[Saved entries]
================================

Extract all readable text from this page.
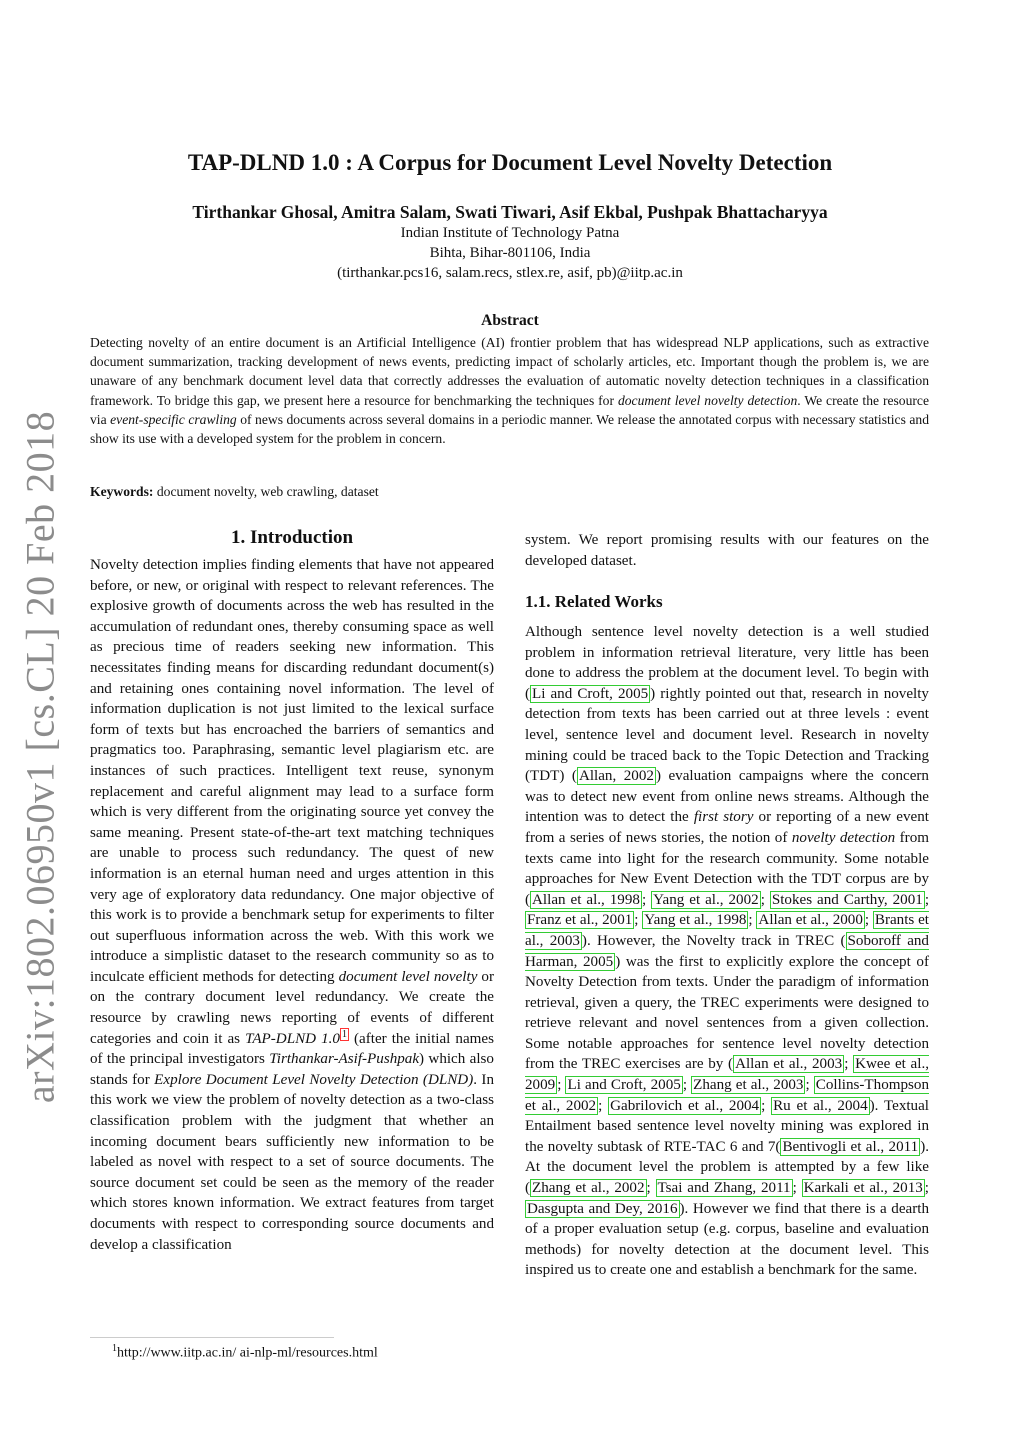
arXiv:1802.06950v1 [cs.CL] 20 Feb 2018
TAP-DLND 1.0 : A Corpus for Document Level Novelty Detection
Tirthankar Ghosal, Amitra Salam, Swati Tiwari, Asif Ekbal, Pushpak Bhattacharyya
Indian Institute of Technology Patna
Bihta, Bihar-801106, India
(tirthankar.pcs16, salam.recs, stlex.re, asif, pb)@iitp.ac.in
Abstract
Detecting novelty of an entire document is an Artificial Intelligence (AI) frontier problem that has widespread NLP applications, such as extractive document summarization, tracking development of news events, predicting impact of scholarly articles, etc. Important though the problem is, we are unaware of any benchmark document level data that correctly addresses the evaluation of automatic novelty detection techniques in a classification framework. To bridge this gap, we present here a resource for benchmarking the techniques for document level novelty detection. We create the resource via event-specific crawling of news documents across several domains in a periodic manner. We release the annotated corpus with necessary statistics and show its use with a developed system for the problem in concern.
Keywords: document novelty, web crawling, dataset
1. Introduction

Novelty detection implies finding elements that have not appeared before, or new, or original with respect to relevant references. The explosive growth of documents across the web has resulted in the accumulation of redundant ones, thereby consuming space as well as precious time of readers seeking new information. This necessitates finding means for discarding redundant document(s) and retaining ones containing novel information. The level of information duplication is not just limited to the lexical surface form of texts but has encroached the barriers of semantics and pragmatics too. Paraphrasing, semantic level plagiarism etc. are instances of such practices. Intelligent text reuse, synonym replacement and careful alignment may lead to a surface form which is very different from the originating source yet convey the same meaning. Present state-of-the-art text matching techniques are unable to process such redundancy. The quest of new information is an eternal human need and urges attention in this very age of exploratory data redundancy. One major objective of this work is to provide a benchmark setup for experiments to filter out superfluous information across the web. With this work we introduce a simplistic dataset to the research community so as to inculcate efficient methods for detecting document level novelty or on the contrary document level redundancy. We create the resource by crawling news reporting of events of different categories and coin it as TAP-DLND 1.0 $^1$ (after the initial names of the principal investigators Tirthankar-Asif-Pushpak) which also stands for Explore Document Level Novelty Detection (DLND). In this work we view the problem of novelty detection as a two-class classification problem with the judgment that whether an incoming document bears sufficiently new information to be labeled as novel with respect to a set of source documents. The source document set could be seen as the memory of the reader which stores known information. We extract features from target documents with respect to corresponding source documents and develop a classification

system. We report promising results with our features on the developed dataset.

1.1. Related Works

Although sentence level novelty detection is a well studied problem in information retrieval literature, very little has been done to address the problem at the document level. To begin with ( Li and Croft, 2005 ) rightly pointed out that, research in novelty detection from texts has been carried out at three levels : event level, sentence level and document level. Research in novelty mining could be traced back to the Topic Detection and Tracking (TDT) ( Allan, 2002 ) evaluation campaigns where the concern was to detect new event from online news streams. Although the intention was to detect the first story or reporting of a new event from a series of news stories, the notion of novelty detection from texts came into light for the research community. Some notable approaches for New Event Detection with the TDT corpus are by ( Allan et al., 1998 ; Yang et al., 2002 ; Stokes and Carthy, 2001 ; Franz et al., 2001 ; Yang et al., 1998 ; Allan et al., 2000 ; Brants et al., 2003 ). However, the Novelty track in TREC ( Soboroff and Harman, 2005 ) was the first to explicitly explore the concept of Novelty Detection from texts. Under the paradigm of information retrieval, given a query, the TREC experiments were designed to retrieve relevant and novel sentences from a given collection. Some notable approaches for sentence level novelty detection from the TREC exercises are by ( Allan et al., 2003 ; Kwee et al., 2009 ; Li and Croft, 2005 ; Zhang et al., 2003 ; Collins-Thompson et al., 2002 ; Gabrilovich et al., 2004 ; Ru et al., 2004 ). Textual Entailment based sentence level novelty mining was explored in the novelty subtask of RTE-TAC 6 and 7( Bentivogli et al., 2011 ). At the document level the problem is attempted by a few like ( Zhang et al., 2002 ; Tsai and Zhang, 2011 ; Karkali et al., 2013 ; Dasgupta and Dey, 2016 ). However we find that there is a dearth of a proper evaluation setup (e.g. corpus, baseline and evaluation methods) for novelty detection at the document level. This inspired us to create one and establish a benchmark for the same.

$^1$http://www.iitp.ac.in/ ai-nlp-ml/resources.html
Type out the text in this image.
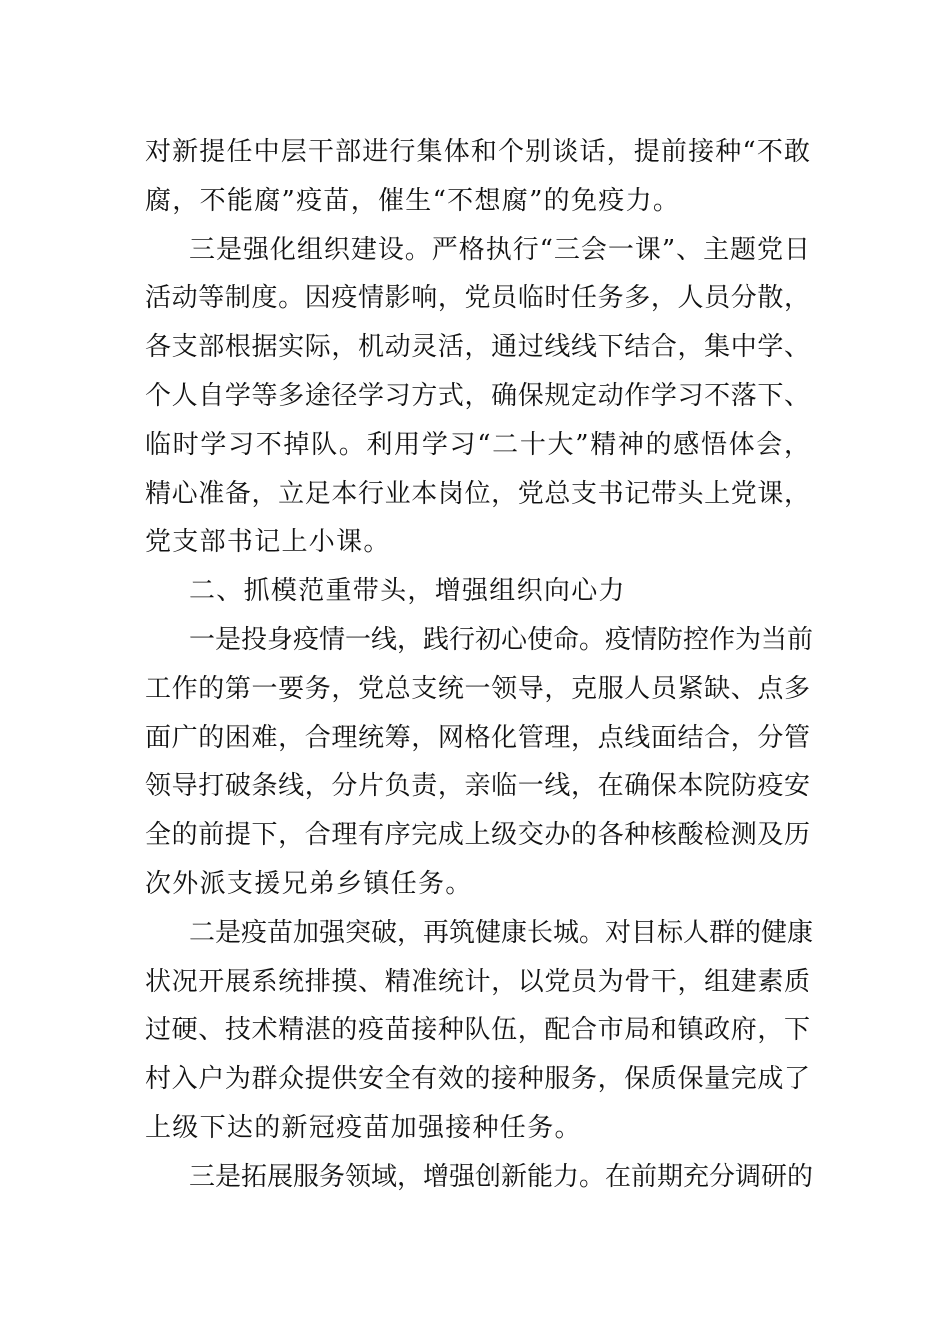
对新提任中层干部进行集体和个别谈话，提前接种“不敢
腐，不能腐”疫苗，催生“不想腐”的免疫力。
三是强化组织建设。严格执行“三会一课”、主题党日
活动等制度。因疫情影响，党员临时任务多，人员分散，
各支部根据实际，机动灵活，通过线线下结合，集中学、
个人自学等多途径学习方式，确保规定动作学习不落下、
临时学习不掉队。利用学习“二十大”精神的感悟体会，
精心准备，立足本行业本岗位，党总支书记带头上党课，
党支部书记上小课。
二、抓模范重带头，增强组织向心力
一是投身疫情一线，践行初心使命。疫情防控作为当前
工作的第一要务，党总支统一领导，克服人员紧缺、点多
面广的困难，合理统筹，网格化管理，点线面结合，分管
领导打破条线，分片负责，亲临一线，在确保本院防疫安
全的前提下，合理有序完成上级交办的各种核酸检测及历
次外派支援兄弟乡镇任务。
二是疫苗加强突破，再筑健康长城。对目标人群的健康
状况开展系统排摸、精准统计，以党员为骨干，组建素质
过硬、技术精湛的疫苗接种队伍，配合市局和镇政府，下
村入户为群众提供安全有效的接种服务，保质保量完成了
上级下达的新冠疫苗加强接种任务。
三是拓展服务领域，增强创新能力。在前期充分调研的
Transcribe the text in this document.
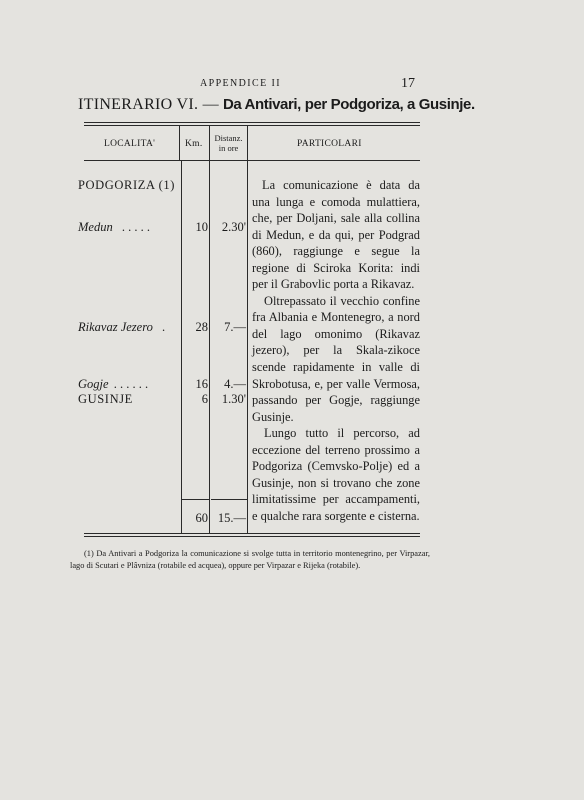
APPENDICE II	17
ITINERARIO VI. — Da Antivari, per Podgoriza, a Gusinje.
LOCALITA'	Km.
Distanz.
in ore	PARTICOLARI
PODGORIZA (1)
Medun . . . . .	10	2.30'
Rikavaz Jezero .	28	7.—
Gogje . . . . . .	16	4.—
GUSINJE	6	1.30'
60 15.—

La comunicazione è data da una lunga e comoda mulattiera, che, per Doljani, sale alla collina di Medun, e da qui, per Podgrad (860), raggiunge e segue la regione di Sciroka Korita: indi per il Grabovlic porta a Rikavaz.

Oltrepassato il vecchio confine fra Albania e Montenegro, a nord del lago omonimo (Rikavaz jezero), per la Skala-zikoce scende rapidamente in valle di Skrobotusa, e, per valle Vermosa, passando per Gogje, raggiunge Gusinje.

Lungo tutto il percorso, ad eccezione del terreno prossimo a Podgoriza (Cemvsko-Polje) ed a Gusinje, non si trovano che zone limitatissime per accampamenti, e qualche rara sorgente e cisterna.

(1) Da Antivari a Podgoriza la comunicazione si svolge tutta in territorio montenegrino, per Virpazar, lago di Scutari e Plâvniza (rotabile ed acquea), oppure per Virpazar e Rijeka (rotabile).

================================

From the listing above, print every entry precisely and drop the pictures.

▸ IN RESPONSE:
Extract all readable text from this page.
arXiv:1802.06950v1 [cs.CL] 20 Feb 2018
TAP-DLND 1.0 : A Corpus for Document Level Novelty Detection
Tirthankar Ghosal, Amitra Salam, Swati Tiwari, Asif Ekbal, Pushpak Bhattacharyya
Indian Institute of Technology Patna
Bihta, Bihar-801106, India
(tirthankar.pcs16, salam.recs, stlex.re, asif, pb)@iitp.ac.in
Abstract
Detecting novelty of an entire document is an Artificial Intelligence (AI) frontier problem that has widespread NLP applications, such as extractive document summarization, tracking development of news events, predicting impact of scholarly articles, etc. Important though the problem is, we are unaware of any benchmark document level data that correctly addresses the evaluation of automatic novelty detection techniques in a classification framework. To bridge this gap, we present here a resource for benchmarking the techniques for document level novelty detection. We create the resource via event-specific crawling of news documents across several domains in a periodic manner. We release the annotated corpus with necessary statistics and show its use with a developed system for the problem in concern.
Keywords: document novelty, web crawling, dataset
1. Introduction

Novelty detection implies finding elements that have not appeared before, or new, or original with respect to relevant references. The explosive growth of documents across the web has resulted in the accumulation of redundant ones, thereby consuming space as well as precious time of readers seeking new information. This necessitates finding means for discarding redundant document(s) and retaining ones containing novel information. The level of information duplication is not just limited to the lexical surface form of texts but has encroached the barriers of semantics and pragmatics too. Paraphrasing, semantic level plagiarism etc. are instances of such practices. Intelligent text reuse, synonym replacement and careful alignment may lead to a surface form which is very different from the originating source yet convey the same meaning. Present state-of-the-art text matching techniques are unable to process such redundancy. The quest of new information is an eternal human need and urges attention in this very age of exploratory data redundancy. One major objective of this work is to provide a benchmark setup for experiments to filter out superfluous information across the web. With this work we introduce a simplistic dataset to the research community so as to inculcate efficient methods for detecting document level novelty or on the contrary document level redundancy. We create the resource by crawling news reporting of events of different categories and coin it as TAP-DLND 1.0 $^1$ (after the initial names of the principal investigators Tirthankar-Asif-Pushpak) which also stands for Explore Document Level Novelty Detection (DLND). In this work we view the problem of novelty detection as a two-class classification problem with the judgment that whether an incoming document bears sufficiently new information to be labeled as novel with respect to a set of source documents. The source document set could be seen as the memory of the reader which stores known information. We extract features from target documents with respect to corresponding source documents and develop a classification

system. We report promising results with our features on the developed dataset.

1.1. Related Works

Although sentence level novelty detection is a well studied problem in information retrieval literature, very little has been done to address the problem at the document level. To begin with ( Li and Croft, 2005 ) rightly pointed out that, research in novelty detection from texts has been carried out at three levels : event level, sentence level and document level. Research in novelty mining could be traced back to the Topic Detection and Tracking (TDT) ( Allan, 2002 ) evaluation campaigns where the concern was to detect new event from online news streams. Although the intention was to detect the first story or reporting of a new event from a series of news stories, the notion of novelty detection from texts came into light for the research community. Some notable approaches for New Event Detection with the TDT corpus are by ( Allan et al., 1998 ; Yang et al., 2002 ; Stokes and Carthy, 2001 ; Franz et al., 2001 ; Yang et al., 1998 ; Allan et al., 2000 ; Brants et al., 2003 ). However, the Novelty track in TREC ( Soboroff and Harman, 2005 ) was the first to explicitly explore the concept of Novelty Detection from texts. Under the paradigm of information retrieval, given a query, the TREC experiments were designed to retrieve relevant and novel sentences from a given collection. Some notable approaches for sentence level novelty detection from the TREC exercises are by ( Allan et al., 2003 ; Kwee et al., 2009 ; Li and Croft, 2005 ; Zhang et al., 2003 ; Collins-Thompson et al., 2002 ; Gabrilovich et al., 2004 ; Ru et al., 2004 ). Textual Entailment based sentence level novelty mining was explored in the novelty subtask of RTE-TAC 6 and 7( Bentivogli et al., 2011 ). At the document level the problem is attempted by a few like ( Zhang et al., 2002 ; Tsai and Zhang, 2011 ; Karkali et al., 2013 ; Dasgupta and Dey, 2016 ). However we find that there is a dearth of a proper evaluation setup (e.g. corpus, baseline and evaluation methods) for novelty detection at the document level. This inspired us to create one and establish a benchmark for the same.

$^1$http://www.iitp.ac.in/ ai-nlp-ml/resources.html
Type out the text in this image.
对新提任中层干部进行集体和个别谈话，提前接种“不敢
腐，不能腐”疫苗，催生“不想腐”的免疫力。
三是强化组织建设。严格执行“三会一课”、主题党日
活动等制度。因疫情影响，党员临时任务多，人员分散，
各支部根据实际，机动灵活，通过线线下结合，集中学、
个人自学等多途径学习方式，确保规定动作学习不落下、
临时学习不掉队。利用学习“二十大”精神的感悟体会，
精心准备，立足本行业本岗位，党总支书记带头上党课，
党支部书记上小课。
二、抓模范重带头，增强组织向心力
一是投身疫情一线，践行初心使命。疫情防控作为当前
工作的第一要务，党总支统一领导，克服人员紧缺、点多
面广的困难，合理统筹，网格化管理，点线面结合，分管
领导打破条线，分片负责，亲临一线，在确保本院防疫安
全的前提下，合理有序完成上级交办的各种核酸检测及历
次外派支援兄弟乡镇任务。
二是疫苗加强突破，再筑健康长城。对目标人群的健康
状况开展系统排摸、精准统计，以党员为骨干，组建素质
过硬、技术精湛的疫苗接种队伍，配合市局和镇政府，下
村入户为群众提供安全有效的接种服务，保质保量完成了
上级下达的新冠疫苗加强接种任务。
三是拓展服务领域，增强创新能力。在前期充分调研的
Transcribe the text in this document.
APPENDICE II	17
ITINERARIO VI. — Da Antivari, per Podgoriza, a Gusinje.
LOCALITA'	Km.
Distanz.
in ore	PARTICOLARI
PODGORIZA (1)
Medun . . . . .	10	2.30'
Rikavaz Jezero .	28	7.—
Gogje . . . . . .	16	4.—
GUSINJE	6	1.30'
60 15.—

La comunicazione è data da una lunga e comoda mulattiera, che, per Doljani, sale alla collina di Medun, e da qui, per Podgrad (860), raggiunge e segue la regione di Sciroka Korita: indi per il Grabovlic porta a Rikavaz.

Oltrepassato il vecchio confine fra Albania e Montenegro, a nord del lago omonimo (Rikavaz jezero), per la Skala-zikoce scende rapidamente in valle di Skrobotusa, e, per valle Vermosa, passando per Gogje, raggiunge Gusinje.

Lungo tutto il percorso, ad eccezione del terreno prossimo a Podgoriza (Cemvsko-Polje) ed a Gusinje, non si trovano che zone limitatissime per accampamenti, e qualche rara sorgente e cisterna.

(1) Da Antivari a Podgoriza la comunicazione si svolge tutta in territorio montenegrino, per Virpazar, lago di Scutari e Plâvniza (rotabile ed acquea), oppure per Virpazar e Rijeka (rotabile).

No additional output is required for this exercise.